= Set problem A =
In the semiconductor device excerpt, what cuts the substrate into pieces for each semiconductor chip?
··· Source extract ···
Next, as shown in FIG. 3F, the substrate 3 having the top surface sealed with the sealing resin 6 is cut for each semiconductor chip by a rotary blade (not shown), so that the substrate 3 is divided into pieces.
Finally, solder balls are provided to form the ball electrodes 8 on external pad electrodes on the underside of the substrate 3 having been divided into pieces, so that external terminals are configured. Thus the semiconductor device 101 of FIG. 1 can be manufactured.
The heat conductor 91 does not always have to be quadrilateral as in the present embodiment and may be circular or polygonal. The shape of the opening 11 may be polygonal as long as the opening 11 is larger than the outside shape of the injection gate. Further, the supporting portions 9 a of the heat conductor 9 do not always have to be contacted to the substrate 3 and thus may be contacted to the semiconductor element 1 as long as the top surface of the heat conductor 91 can be exposed. Moreover, the supporting portions 9 a do not always have to be formed by bending the corners of the heat conductor 91. Another members may be bonded to the corners of the heat conductor 91 to form supporting portions as long as the top surface of the heat conductor 91 can be exposed.
The following is an effect obtained by the semiconductor device 101 and the method of manufacturing the same according to the present embodiment.
As described above, the semiconductor device 101 of the present embodiment includes the heat conductor 91 in addition to the substrate 3, the thin metal wires 5, the semiconductor element 1, and the sealing resin 6 which are provided also in the conventional semiconductor device. The heat conductor 91 is made of a heat conductive material, has the top surface exposed from the sealing resin 6 to the outside, and includes the opening 11 penetrating in the thickness direction in the exposed part. Thus it is possible to inject resin from the opening 11 while keeping the conventional function of dissipating heat generated by the semiconductor device 101 to the outside of the semiconductor device 101 through the exposed part of the heat conductor 91, and improve the adhesion with the sealing resin 6 by providing the opening 11 in the exposed part of the heat conductor 91.
In the manufacturing process of the semiconductor device 101, it is possible to adopt the top gate system allowing the injection gate 21 t to be disposed above the opening 11 of the heat conductor 91 in the sealing process, so that a flow of resin causes just a small amount of deformation on the thin metal wires 5. In other words, it is possible to prevent a short circuit on the thin metal wires 5. Therefore, according to the method of manufacturing the semiconductor device 101 of the present invention, it is possible to manufacture the semiconductor device 101 without degrading or losing the function of electrical connection, so that the semiconductor device 101 can be manufactured with high manufacturing yields.
··· Supplied information ···
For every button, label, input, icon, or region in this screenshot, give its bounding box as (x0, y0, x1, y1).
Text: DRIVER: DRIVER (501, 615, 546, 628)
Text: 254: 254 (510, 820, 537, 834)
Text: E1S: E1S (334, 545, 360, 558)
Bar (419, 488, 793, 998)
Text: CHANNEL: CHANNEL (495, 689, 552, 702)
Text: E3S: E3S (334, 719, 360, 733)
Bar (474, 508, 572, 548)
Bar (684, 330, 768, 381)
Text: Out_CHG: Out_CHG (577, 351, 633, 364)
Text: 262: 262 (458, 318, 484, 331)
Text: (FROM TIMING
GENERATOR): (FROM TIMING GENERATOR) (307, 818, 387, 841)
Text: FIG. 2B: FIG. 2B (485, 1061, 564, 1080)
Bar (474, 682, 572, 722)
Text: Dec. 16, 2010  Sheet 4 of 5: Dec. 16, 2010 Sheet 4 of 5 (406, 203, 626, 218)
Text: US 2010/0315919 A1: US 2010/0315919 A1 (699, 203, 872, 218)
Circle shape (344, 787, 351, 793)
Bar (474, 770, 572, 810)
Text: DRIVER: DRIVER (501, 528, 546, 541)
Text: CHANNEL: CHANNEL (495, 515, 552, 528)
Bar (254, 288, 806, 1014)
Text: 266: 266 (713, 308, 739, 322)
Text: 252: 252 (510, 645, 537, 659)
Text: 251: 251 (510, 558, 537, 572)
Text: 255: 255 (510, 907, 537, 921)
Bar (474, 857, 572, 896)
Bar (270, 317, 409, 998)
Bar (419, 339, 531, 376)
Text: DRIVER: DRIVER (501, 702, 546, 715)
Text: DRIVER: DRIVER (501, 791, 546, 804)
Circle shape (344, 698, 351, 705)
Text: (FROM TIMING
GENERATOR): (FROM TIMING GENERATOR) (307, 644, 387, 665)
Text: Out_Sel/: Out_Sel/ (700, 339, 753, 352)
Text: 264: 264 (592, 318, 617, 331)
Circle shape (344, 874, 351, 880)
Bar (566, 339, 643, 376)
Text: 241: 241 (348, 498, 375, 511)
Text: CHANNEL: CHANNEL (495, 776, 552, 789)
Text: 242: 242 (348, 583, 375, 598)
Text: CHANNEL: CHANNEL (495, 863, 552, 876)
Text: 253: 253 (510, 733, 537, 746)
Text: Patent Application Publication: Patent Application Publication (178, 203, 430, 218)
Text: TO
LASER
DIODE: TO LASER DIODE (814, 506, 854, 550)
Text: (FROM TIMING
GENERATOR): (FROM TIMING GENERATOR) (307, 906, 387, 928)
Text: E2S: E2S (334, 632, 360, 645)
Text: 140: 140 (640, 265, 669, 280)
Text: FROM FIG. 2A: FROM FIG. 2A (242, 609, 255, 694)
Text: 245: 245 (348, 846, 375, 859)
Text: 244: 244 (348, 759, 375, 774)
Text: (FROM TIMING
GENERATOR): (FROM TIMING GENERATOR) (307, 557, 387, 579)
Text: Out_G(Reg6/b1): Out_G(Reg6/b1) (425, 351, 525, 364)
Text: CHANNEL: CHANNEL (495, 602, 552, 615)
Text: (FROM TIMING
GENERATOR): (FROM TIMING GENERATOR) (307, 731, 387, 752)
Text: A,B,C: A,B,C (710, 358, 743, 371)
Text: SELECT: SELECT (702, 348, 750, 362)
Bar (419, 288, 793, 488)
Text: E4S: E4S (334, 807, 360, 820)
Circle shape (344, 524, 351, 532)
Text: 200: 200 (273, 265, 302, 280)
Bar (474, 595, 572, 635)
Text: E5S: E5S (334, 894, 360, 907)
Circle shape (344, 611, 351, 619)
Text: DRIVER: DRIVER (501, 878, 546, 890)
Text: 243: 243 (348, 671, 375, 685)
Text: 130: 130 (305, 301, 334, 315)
···
= Set problem B =
Please copy the rows word for word, starting with the first row and going on through the line that contains "Text: 253: 253 (510, 733, 537, 746)", with both of those lines included.

= Task output A =
A rotary blade.

= Task output B =
For every button, label, input, icon, or region in this screenshot, give its bounding box as (x0, y0, x1, y1).
Text: DRIVER: DRIVER (501, 615, 546, 628)
Text: 254: 254 (510, 820, 537, 834)
Text: E1S: E1S (334, 545, 360, 558)
Bar (419, 488, 793, 998)
Text: CHANNEL: CHANNEL (495, 689, 552, 702)
Text: E3S: E3S (334, 719, 360, 733)
Bar (474, 508, 572, 548)
Bar (684, 330, 768, 381)
Text: Out_CHG: Out_CHG (577, 351, 633, 364)
Text: 262: 262 (458, 318, 484, 331)
Text: (FROM TIMING
GENERATOR): (FROM TIMING GENERATOR) (307, 818, 387, 841)
Text: FIG. 2B: FIG. 2B (485, 1061, 564, 1080)
Bar (474, 682, 572, 722)
Text: Dec. 16, 2010  Sheet 4 of 5: Dec. 16, 2010 Sheet 4 of 5 (406, 203, 626, 218)
Text: US 2010/0315919 A1: US 2010/0315919 A1 (699, 203, 872, 218)
Circle shape (344, 787, 351, 793)
Bar (474, 770, 572, 810)
Text: DRIVER: DRIVER (501, 528, 546, 541)
Text: CHANNEL: CHANNEL (495, 515, 552, 528)
Bar (254, 288, 806, 1014)
Text: 266: 266 (713, 308, 739, 322)
Text: 252: 252 (510, 645, 537, 659)
Text: 251: 251 (510, 558, 537, 572)
Text: 255: 255 (510, 907, 537, 921)
Bar (474, 857, 572, 896)
Bar (270, 317, 409, 998)
Bar (419, 339, 531, 376)
Text: DRIVER: DRIVER (501, 702, 546, 715)
Text: DRIVER: DRIVER (501, 791, 546, 804)
Circle shape (344, 698, 351, 705)
Text: (FROM TIMING
GENERATOR): (FROM TIMING GENERATOR) (307, 644, 387, 665)
Text: Out_Sel/: Out_Sel/ (700, 339, 753, 352)
Text: 264: 264 (592, 318, 617, 331)
Circle shape (344, 874, 351, 880)
Bar (566, 339, 643, 376)
Text: 241: 241 (348, 498, 375, 511)
Text: CHANNEL: CHANNEL (495, 776, 552, 789)
Text: 242: 242 (348, 583, 375, 598)
Text: CHANNEL: CHANNEL (495, 863, 552, 876)
Text: 253: 253 (510, 733, 537, 746)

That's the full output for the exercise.